**Instructions for the task**
Reproduce the records. Keep every word exact and include no images.
━━ Task input ━━
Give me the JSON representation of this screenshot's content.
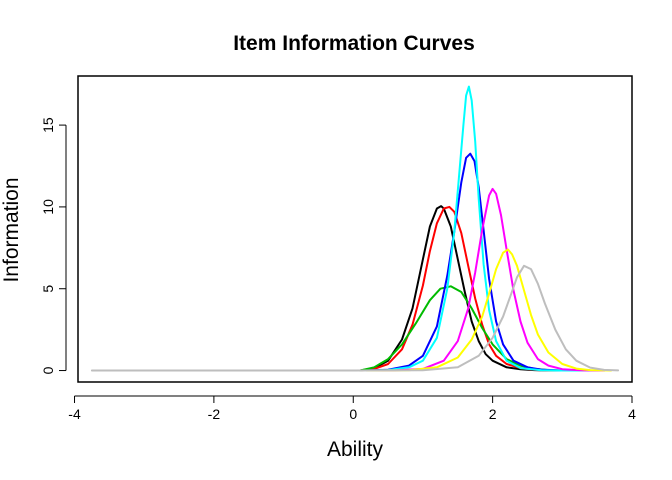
{
  "chart_data": {
    "type": "line",
    "title": "Item Information Curves",
    "xlabel": "Ability",
    "ylabel": "Information",
    "xlim": [
      -3.95,
      4.0
    ],
    "ylim": [
      -0.7,
      18.0
    ],
    "xticks": [
      -4,
      -2,
      0,
      2,
      4
    ],
    "yticks": [
      0,
      5,
      10,
      15
    ],
    "grid": false,
    "legend": "none",
    "series": [
      {
        "color": "#000000",
        "x": [
          0.1,
          0.3,
          0.5,
          0.7,
          0.85,
          1.0,
          1.1,
          1.2,
          1.26,
          1.3,
          1.4,
          1.5,
          1.6,
          1.7,
          1.8,
          1.9,
          2.0,
          2.2,
          2.4,
          2.6,
          2.8,
          3.0,
          3.2,
          3.5
        ],
        "y": [
          0.0,
          0.15,
          0.6,
          1.9,
          3.8,
          6.8,
          8.8,
          9.9,
          10.05,
          9.9,
          8.8,
          6.8,
          4.8,
          3.0,
          1.8,
          1.0,
          0.6,
          0.2,
          0.08,
          0.03,
          0.0,
          0.0,
          0.0,
          0.0
        ]
      },
      {
        "color": "#ff0000",
        "x": [
          0.1,
          0.3,
          0.5,
          0.7,
          0.85,
          1.0,
          1.1,
          1.2,
          1.3,
          1.38,
          1.45,
          1.55,
          1.65,
          1.75,
          1.85,
          1.95,
          2.05,
          2.2,
          2.4,
          2.6,
          2.8,
          3.0,
          3.2,
          3.5
        ],
        "y": [
          0.0,
          0.1,
          0.4,
          1.3,
          2.8,
          5.2,
          7.3,
          9.0,
          9.9,
          10.0,
          9.7,
          8.4,
          6.4,
          4.4,
          2.8,
          1.6,
          0.9,
          0.4,
          0.15,
          0.05,
          0.0,
          0.0,
          0.0,
          0.0
        ]
      },
      {
        "color": "#00bb00",
        "x": [
          0.1,
          0.3,
          0.5,
          0.7,
          0.9,
          1.1,
          1.25,
          1.4,
          1.55,
          1.7,
          1.85,
          2.0,
          2.2,
          2.4,
          2.6,
          2.8,
          3.0,
          3.2,
          3.5
        ],
        "y": [
          0.0,
          0.2,
          0.7,
          1.6,
          2.9,
          4.3,
          5.0,
          5.15,
          4.8,
          3.8,
          2.6,
          1.6,
          0.7,
          0.3,
          0.1,
          0.03,
          0.0,
          0.0,
          0.0
        ]
      },
      {
        "color": "#0000ff",
        "x": [
          0.2,
          0.5,
          0.8,
          1.0,
          1.2,
          1.35,
          1.45,
          1.55,
          1.62,
          1.68,
          1.74,
          1.8,
          1.88,
          1.95,
          2.05,
          2.15,
          2.3,
          2.5,
          2.7,
          3.0,
          3.3,
          3.6
        ],
        "y": [
          0.0,
          0.05,
          0.3,
          0.9,
          2.7,
          5.8,
          8.5,
          11.5,
          13.0,
          13.25,
          12.8,
          11.2,
          8.2,
          5.6,
          3.0,
          1.6,
          0.6,
          0.2,
          0.06,
          0.0,
          0.0,
          0.0
        ]
      },
      {
        "color": "#00ffff",
        "x": [
          0.2,
          0.5,
          0.8,
          1.0,
          1.2,
          1.35,
          1.45,
          1.52,
          1.58,
          1.62,
          1.66,
          1.7,
          1.75,
          1.8,
          1.87,
          1.95,
          2.05,
          2.2,
          2.4,
          2.7,
          3.0,
          3.3,
          3.6
        ],
        "y": [
          0.0,
          0.03,
          0.2,
          0.6,
          2.0,
          5.0,
          8.5,
          12.0,
          15.0,
          16.8,
          17.35,
          16.5,
          14.0,
          10.5,
          6.5,
          3.7,
          1.8,
          0.6,
          0.15,
          0.02,
          0.0,
          0.0,
          0.0
        ]
      },
      {
        "color": "#ff00ff",
        "x": [
          0.2,
          0.6,
          1.0,
          1.3,
          1.5,
          1.65,
          1.75,
          1.85,
          1.95,
          2.0,
          2.05,
          2.12,
          2.2,
          2.3,
          2.4,
          2.5,
          2.65,
          2.8,
          3.0,
          3.3,
          3.6
        ],
        "y": [
          0.0,
          0.01,
          0.1,
          0.6,
          1.8,
          3.8,
          6.0,
          8.6,
          10.7,
          11.1,
          10.8,
          9.5,
          7.4,
          4.9,
          3.0,
          1.7,
          0.7,
          0.3,
          0.08,
          0.01,
          0.0
        ]
      },
      {
        "color": "#ffff00",
        "x": [
          0.2,
          0.8,
          1.2,
          1.5,
          1.7,
          1.85,
          1.95,
          2.05,
          2.15,
          2.22,
          2.28,
          2.35,
          2.45,
          2.55,
          2.65,
          2.8,
          3.0,
          3.2,
          3.4,
          3.7
        ],
        "y": [
          0.0,
          0.02,
          0.2,
          0.8,
          1.9,
          3.3,
          4.7,
          6.2,
          7.2,
          7.4,
          7.1,
          6.4,
          4.9,
          3.4,
          2.2,
          1.1,
          0.4,
          0.12,
          0.03,
          0.0
        ]
      },
      {
        "color": "#bebebe",
        "x": [
          -3.75,
          -3.0,
          -2.0,
          -1.0,
          0.0,
          1.0,
          1.5,
          1.8,
          2.0,
          2.15,
          2.25,
          2.35,
          2.45,
          2.55,
          2.65,
          2.75,
          2.9,
          3.05,
          3.2,
          3.4,
          3.6,
          3.8
        ],
        "y": [
          0.0,
          0.0,
          0.0,
          0.0,
          0.0,
          0.02,
          0.2,
          0.9,
          2.0,
          3.3,
          4.5,
          5.7,
          6.4,
          6.2,
          5.3,
          4.1,
          2.5,
          1.3,
          0.6,
          0.18,
          0.04,
          0.01
        ]
      }
    ]
  }
}
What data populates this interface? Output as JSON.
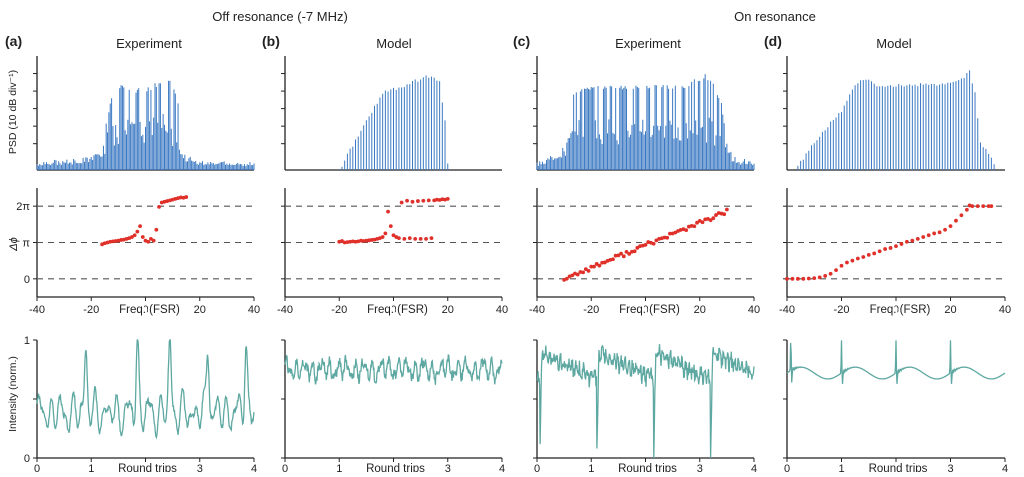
━━━
**Solution below**
Give me the JSON representation of this screenshot's content.
{
  "chart_data": {
    "type": "line",
    "title": "Item Information Curves",
    "xlabel": "Ability",
    "ylabel": "Information",
    "xlim": [
      -3.95,
      4.0
    ],
    "ylim": [
      -0.7,
      18.0
    ],
    "xticks": [
      -4,
      -2,
      0,
      2,
      4
    ],
    "yticks": [
      0,
      5,
      10,
      15
    ],
    "grid": false,
    "legend": "none",
    "series": [
      {
        "color": "#000000",
        "x": [
          0.1,
          0.3,
          0.5,
          0.7,
          0.85,
          1.0,
          1.1,
          1.2,
          1.26,
          1.3,
          1.4,
          1.5,
          1.6,
          1.7,
          1.8,
          1.9,
          2.0,
          2.2,
          2.4,
          2.6,
          2.8,
          3.0,
          3.2,
          3.5
        ],
        "y": [
          0.0,
          0.15,
          0.6,
          1.9,
          3.8,
          6.8,
          8.8,
          9.9,
          10.05,
          9.9,
          8.8,
          6.8,
          4.8,
          3.0,
          1.8,
          1.0,
          0.6,
          0.2,
          0.08,
          0.03,
          0.0,
          0.0,
          0.0,
          0.0
        ]
      },
      {
        "color": "#ff0000",
        "x": [
          0.1,
          0.3,
          0.5,
          0.7,
          0.85,
          1.0,
          1.1,
          1.2,
          1.3,
          1.38,
          1.45,
          1.55,
          1.65,
          1.75,
          1.85,
          1.95,
          2.05,
          2.2,
          2.4,
          2.6,
          2.8,
          3.0,
          3.2,
          3.5
        ],
        "y": [
          0.0,
          0.1,
          0.4,
          1.3,
          2.8,
          5.2,
          7.3,
          9.0,
          9.9,
          10.0,
          9.7,
          8.4,
          6.4,
          4.4,
          2.8,
          1.6,
          0.9,
          0.4,
          0.15,
          0.05,
          0.0,
          0.0,
          0.0,
          0.0
        ]
      },
      {
        "color": "#00bb00",
        "x": [
          0.1,
          0.3,
          0.5,
          0.7,
          0.9,
          1.1,
          1.25,
          1.4,
          1.55,
          1.7,
          1.85,
          2.0,
          2.2,
          2.4,
          2.6,
          2.8,
          3.0,
          3.2,
          3.5
        ],
        "y": [
          0.0,
          0.2,
          0.7,
          1.6,
          2.9,
          4.3,
          5.0,
          5.15,
          4.8,
          3.8,
          2.6,
          1.6,
          0.7,
          0.3,
          0.1,
          0.03,
          0.0,
          0.0,
          0.0
        ]
      },
      {
        "color": "#0000ff",
        "x": [
          0.2,
          0.5,
          0.8,
          1.0,
          1.2,
          1.35,
          1.45,
          1.55,
          1.62,
          1.68,
          1.74,
          1.8,
          1.88,
          1.95,
          2.05,
          2.15,
          2.3,
          2.5,
          2.7,
          3.0,
          3.3,
          3.6
        ],
        "y": [
          0.0,
          0.05,
          0.3,
          0.9,
          2.7,
          5.8,
          8.5,
          11.5,
          13.0,
          13.25,
          12.8,
          11.2,
          8.2,
          5.6,
          3.0,
          1.6,
          0.6,
          0.2,
          0.06,
          0.0,
          0.0,
          0.0
        ]
      },
      {
        "color": "#00ffff",
        "x": [
          0.2,
          0.5,
          0.8,
          1.0,
          1.2,
          1.35,
          1.45,
          1.52,
          1.58,
          1.62,
          1.66,
          1.7,
          1.75,
          1.8,
          1.87,
          1.95,
          2.05,
          2.2,
          2.4,
          2.7,
          3.0,
          3.3,
          3.6
        ],
        "y": [
          0.0,
          0.03,
          0.2,
          0.6,
          2.0,
          5.0,
          8.5,
          12.0,
          15.0,
          16.8,
          17.35,
          16.5,
          14.0,
          10.5,
          6.5,
          3.7,
          1.8,
          0.6,
          0.15,
          0.02,
          0.0,
          0.0,
          0.0
        ]
      },
      {
        "color": "#ff00ff",
        "x": [
          0.2,
          0.6,
          1.0,
          1.3,
          1.5,
          1.65,
          1.75,
          1.85,
          1.95,
          2.0,
          2.05,
          2.12,
          2.2,
          2.3,
          2.4,
          2.5,
          2.65,
          2.8,
          3.0,
          3.3,
          3.6
        ],
        "y": [
          0.0,
          0.01,
          0.1,
          0.6,
          1.8,
          3.8,
          6.0,
          8.6,
          10.7,
          11.1,
          10.8,
          9.5,
          7.4,
          4.9,
          3.0,
          1.7,
          0.7,
          0.3,
          0.08,
          0.01,
          0.0
        ]
      },
      {
        "color": "#ffff00",
        "x": [
          0.2,
          0.8,
          1.2,
          1.5,
          1.7,
          1.85,
          1.95,
          2.05,
          2.15,
          2.22,
          2.28,
          2.35,
          2.45,
          2.55,
          2.65,
          2.8,
          3.0,
          3.2,
          3.4,
          3.7
        ],
        "y": [
          0.0,
          0.02,
          0.2,
          0.8,
          1.9,
          3.3,
          4.7,
          6.2,
          7.2,
          7.4,
          7.1,
          6.4,
          4.9,
          3.4,
          2.2,
          1.1,
          0.4,
          0.12,
          0.03,
          0.0
        ]
      },
      {
        "color": "#bebebe",
        "x": [
          -3.75,
          -3.0,
          -2.0,
          -1.0,
          0.0,
          1.0,
          1.5,
          1.8,
          2.0,
          2.15,
          2.25,
          2.35,
          2.45,
          2.55,
          2.65,
          2.75,
          2.9,
          3.05,
          3.2,
          3.4,
          3.6,
          3.8
        ],
        "y": [
          0.0,
          0.0,
          0.0,
          0.0,
          0.0,
          0.02,
          0.2,
          0.9,
          2.0,
          3.3,
          4.5,
          5.7,
          6.4,
          6.2,
          5.3,
          4.1,
          2.5,
          1.3,
          0.6,
          0.18,
          0.04,
          0.01
        ]
      }
    ]
  }
}
What data populates this interface? Output as JSON.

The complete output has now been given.